Task description -> Restate the listing below word for word, omitting any images.

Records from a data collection
** Start **

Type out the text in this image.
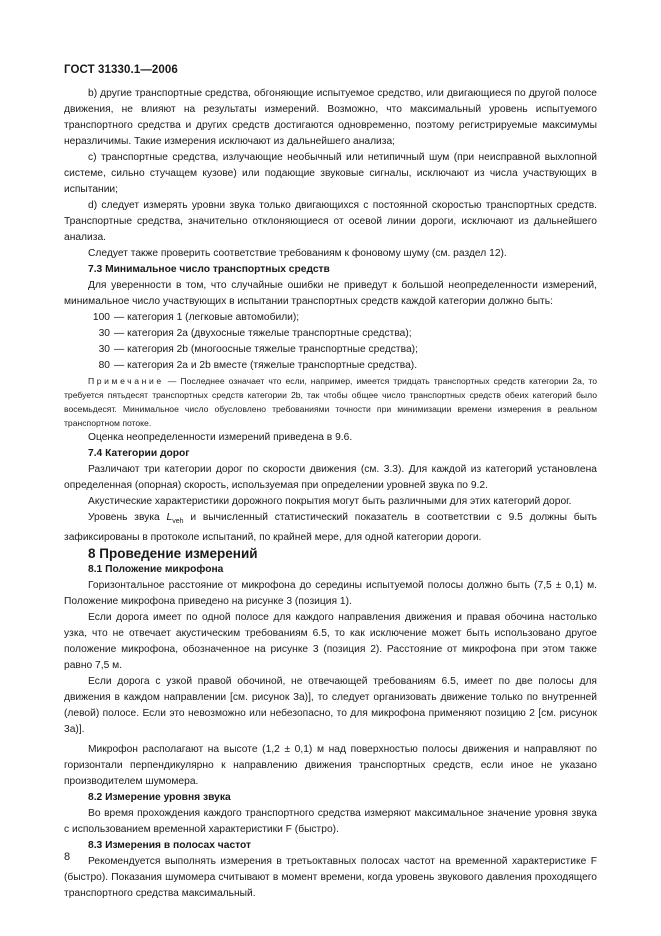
ГОСТ 31330.1—2006

b) другие транспортные средства, обгоняющие испытуемое средство, или двигающиеся по другой полосе движения, не влияют на результаты измерений. Возможно, что максимальный уровень испытуемого транспортного средства и других средств достигаются одновременно, поэтому регистрируемые максимумы неразличимы. Такие измерения исключают из дальнейшего анализа;

c) транспортные средства, излучающие необычный или нетипичный шум (при неисправной выхлопной системе, сильно стучащем кузове) или подающие звуковые сигналы, исключают из числа участвующих в испытании;

d) следует измерять уровни звука только двигающихся с постоянной скоростью транспортных средств. Транспортные средства, значительно отклоняющиеся от осевой линии дороги, исключают из дальнейшего анализа.

Следует также проверить соответствие требованиям к фоновому шуму (см. раздел 12).

7.3 Минимальное число транспортных средств

Для уверенности в том, что случайные ошибки не приведут к большой неопределенности измерений, минимальное число участвующих в испытании транспортных средств каждой категории должно быть:

100 — категория 1 (легковые автомобили);
30 — категория 2a (двухосные тяжелые транспортные средства);
30 — категория 2b (многоосные тяжелые транспортные средства);
80 — категория 2a и 2b вместе (тяжелые транспортные средства).

Примечание — Последнее означает что если, например, имеется тридцать транспортных средств категории 2a, то требуется пятьдесят транспортных средств категории 2b, так чтобы общее число транспортных средств обеих категорий было восемьдесят. Минимальное число обусловлено требованиями точности при минимизации времени измерения в реальном транспортном потоке.

Оценка неопределенности измерений приведена в 9.6.

7.4 Категории дорог

Различают три категории дорог по скорости движения (см. 3.3). Для каждой из категорий установлена определенная (опорная) скорость, используемая при определении уровней звука по 9.2.

Акустические характеристики дорожного покрытия могут быть различными для этих категорий дорог.

Уровень звука $L_{veh}$ и вычисленный статистический показатель в соответствии с 9.5 должны быть зафиксированы в протоколе испытаний, по крайней мере, для одной категории дороги.

8 Проведение измерений

8.1 Положение микрофона

Горизонтальное расстояние от микрофона до середины испытуемой полосы должно быть (7,5 ± 0,1) м. Положение микрофона приведено на рисунке 3 (позиция 1).

Если дорога имеет по одной полосе для каждого направления движения и правая обочина настолько узка, что не отвечает акустическим требованиям 6.5, то как исключение может быть использовано другое положение микрофона, обозначенное на рисунке 3 (позиция 2). Расстояние от микрофона при этом также равно 7,5 м.

Если дорога с узкой правой обочиной, не отвечающей требованиям 6.5, имеет по две полосы для движения в каждом направлении [см. рисунок 3a)], то следует организовать движение только по внутренней (левой) полосе. Если это невозможно или небезопасно, то для микрофона применяют позицию 2 [см. рисунок 3a)].

Микрофон располагают на высоте (1,2 ± 0,1) м над поверхностью полосы движения и направляют по горизонтали перпендикулярно к направлению движения транспортных средств, если иное не указано производителем шумомера.

8.2 Измерение уровня звука

Во время прохождения каждого транспортного средства измеряют максимальное значение уровня звука с использованием временной характеристики F (быстро).

8.3 Измерения в полосах частот

Рекомендуется выполнять измерения в третьоктавных полосах частот на временной характеристике F (быстро). Показания шумомера считывают в момент времени, когда уровень звукового давления проходящего транспортного средства максимальный.

8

** End **

Response to the exercise ->
Type out the text in this image.
ГОСТ 31330.1—2006

b) другие транспортные средства, обгоняющие испытуемое средство, или двигающиеся по другой полосе движения, не влияют на результаты измерений. Возможно, что максимальный уровень испытуемого транспортного средства и других средств достигаются одновременно, поэтому регистрируемые максимумы неразличимы. Такие измерения исключают из дальнейшего анализа;

c) транспортные средства, излучающие необычный или нетипичный шум (при неисправной выхлопной системе, сильно стучащем кузове) или подающие звуковые сигналы, исключают из числа участвующих в испытании;

d) следует измерять уровни звука только двигающихся с постоянной скоростью транспортных средств. Транспортные средства, значительно отклоняющиеся от осевой линии дороги, исключают из дальнейшего анализа.

Следует также проверить соответствие требованиям к фоновому шуму (см. раздел 12).

7.3 Минимальное число транспортных средств

Для уверенности в том, что случайные ошибки не приведут к большой неопределенности измерений, минимальное число участвующих в испытании транспортных средств каждой категории должно быть:

100 — категория 1 (легковые автомобили);
30 — категория 2a (двухосные тяжелые транспортные средства);
30 — категория 2b (многоосные тяжелые транспортные средства);
80 — категория 2a и 2b вместе (тяжелые транспортные средства).

Примечание — Последнее означает что если, например, имеется тридцать транспортных средств категории 2a, то требуется пятьдесят транспортных средств категории 2b, так чтобы общее число транспортных средств обеих категорий было восемьдесят. Минимальное число обусловлено требованиями точности при минимизации времени измерения в реальном транспортном потоке.

Оценка неопределенности измерений приведена в 9.6.

7.4 Категории дорог

Различают три категории дорог по скорости движения (см. 3.3). Для каждой из категорий установлена определенная (опорная) скорость, используемая при определении уровней звука по 9.2.

Акустические характеристики дорожного покрытия могут быть различными для этих категорий дорог.

Уровень звука $L_{veh}$ и вычисленный статистический показатель в соответствии с 9.5 должны быть зафиксированы в протоколе испытаний, по крайней мере, для одной категории дороги.

8 Проведение измерений

8.1 Положение микрофона

Горизонтальное расстояние от микрофона до середины испытуемой полосы должно быть (7,5 ± 0,1) м. Положение микрофона приведено на рисунке 3 (позиция 1).

Если дорога имеет по одной полосе для каждого направления движения и правая обочина настолько узка, что не отвечает акустическим требованиям 6.5, то как исключение может быть использовано другое положение микрофона, обозначенное на рисунке 3 (позиция 2). Расстояние от микрофона при этом также равно 7,5 м.

Если дорога с узкой правой обочиной, не отвечающей требованиям 6.5, имеет по две полосы для движения в каждом направлении [см. рисунок 3a)], то следует организовать движение только по внутренней (левой) полосе. Если это невозможно или небезопасно, то для микрофона применяют позицию 2 [см. рисунок 3a)].

Микрофон располагают на высоте (1,2 ± 0,1) м над поверхностью полосы движения и направляют по горизонтали перпендикулярно к направлению движения транспортных средств, если иное не указано производителем шумомера.

8.2 Измерение уровня звука

Во время прохождения каждого транспортного средства измеряют максимальное значение уровня звука с использованием временной характеристики F (быстро).

8.3 Измерения в полосах частот

Рекомендуется выполнять измерения в третьоктавных полосах частот на временной характеристике F (быстро). Показания шумомера считывают в момент времени, когда уровень звукового давления проходящего транспортного средства максимальный.

8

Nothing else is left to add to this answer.